--- start Provided records ---

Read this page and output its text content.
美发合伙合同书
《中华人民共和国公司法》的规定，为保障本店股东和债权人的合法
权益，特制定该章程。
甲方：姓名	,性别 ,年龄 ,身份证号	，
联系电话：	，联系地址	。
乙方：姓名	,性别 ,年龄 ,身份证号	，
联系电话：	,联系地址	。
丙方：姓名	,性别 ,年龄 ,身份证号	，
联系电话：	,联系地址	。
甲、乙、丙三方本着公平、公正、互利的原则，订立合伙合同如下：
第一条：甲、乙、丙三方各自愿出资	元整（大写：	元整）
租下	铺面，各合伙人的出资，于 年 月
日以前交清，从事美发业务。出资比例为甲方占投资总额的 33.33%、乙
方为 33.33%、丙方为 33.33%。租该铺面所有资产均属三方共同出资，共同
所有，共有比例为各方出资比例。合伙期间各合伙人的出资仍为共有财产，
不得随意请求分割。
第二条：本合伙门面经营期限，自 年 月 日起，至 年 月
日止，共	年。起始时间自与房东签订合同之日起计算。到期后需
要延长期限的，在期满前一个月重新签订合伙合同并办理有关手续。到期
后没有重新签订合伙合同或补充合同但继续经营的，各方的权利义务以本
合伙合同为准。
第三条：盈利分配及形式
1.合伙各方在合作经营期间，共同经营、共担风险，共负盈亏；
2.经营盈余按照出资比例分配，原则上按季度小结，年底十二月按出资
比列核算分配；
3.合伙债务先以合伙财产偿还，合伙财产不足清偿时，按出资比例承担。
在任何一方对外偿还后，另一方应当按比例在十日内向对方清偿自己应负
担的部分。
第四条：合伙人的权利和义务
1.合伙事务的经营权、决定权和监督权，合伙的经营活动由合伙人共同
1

--- end Provided records ---

» **To do**
Reproduce the full set of records precisely.

» **Expected output**
Read this page and output its text content.
美发合伙合同书
《中华人民共和国公司法》的规定，为保障本店股东和债权人的合法
权益，特制定该章程。
甲方：姓名	,性别 ,年龄 ,身份证号	，
联系电话：	，联系地址	。
乙方：姓名	,性别 ,年龄 ,身份证号	，
联系电话：	,联系地址	。
丙方：姓名	,性别 ,年龄 ,身份证号	，
联系电话：	,联系地址	。
甲、乙、丙三方本着公平、公正、互利的原则，订立合伙合同如下：
第一条：甲、乙、丙三方各自愿出资	元整（大写：	元整）
租下	铺面，各合伙人的出资，于 年 月
日以前交清，从事美发业务。出资比例为甲方占投资总额的 33.33%、乙
方为 33.33%、丙方为 33.33%。租该铺面所有资产均属三方共同出资，共同
所有，共有比例为各方出资比例。合伙期间各合伙人的出资仍为共有财产，
不得随意请求分割。
第二条：本合伙门面经营期限，自 年 月 日起，至 年 月
日止，共	年。起始时间自与房东签订合同之日起计算。到期后需
要延长期限的，在期满前一个月重新签订合伙合同并办理有关手续。到期
后没有重新签订合伙合同或补充合同但继续经营的，各方的权利义务以本
合伙合同为准。
第三条：盈利分配及形式
1.合伙各方在合作经营期间，共同经营、共担风险，共负盈亏；
2.经营盈余按照出资比例分配，原则上按季度小结，年底十二月按出资
比列核算分配；
3.合伙债务先以合伙财产偿还，合伙财产不足清偿时，按出资比例承担。
在任何一方对外偿还后，另一方应当按比例在十日内向对方清偿自己应负
担的部分。
第四条：合伙人的权利和义务
1.合伙事务的经营权、决定权和监督权，合伙的经营活动由合伙人共同
1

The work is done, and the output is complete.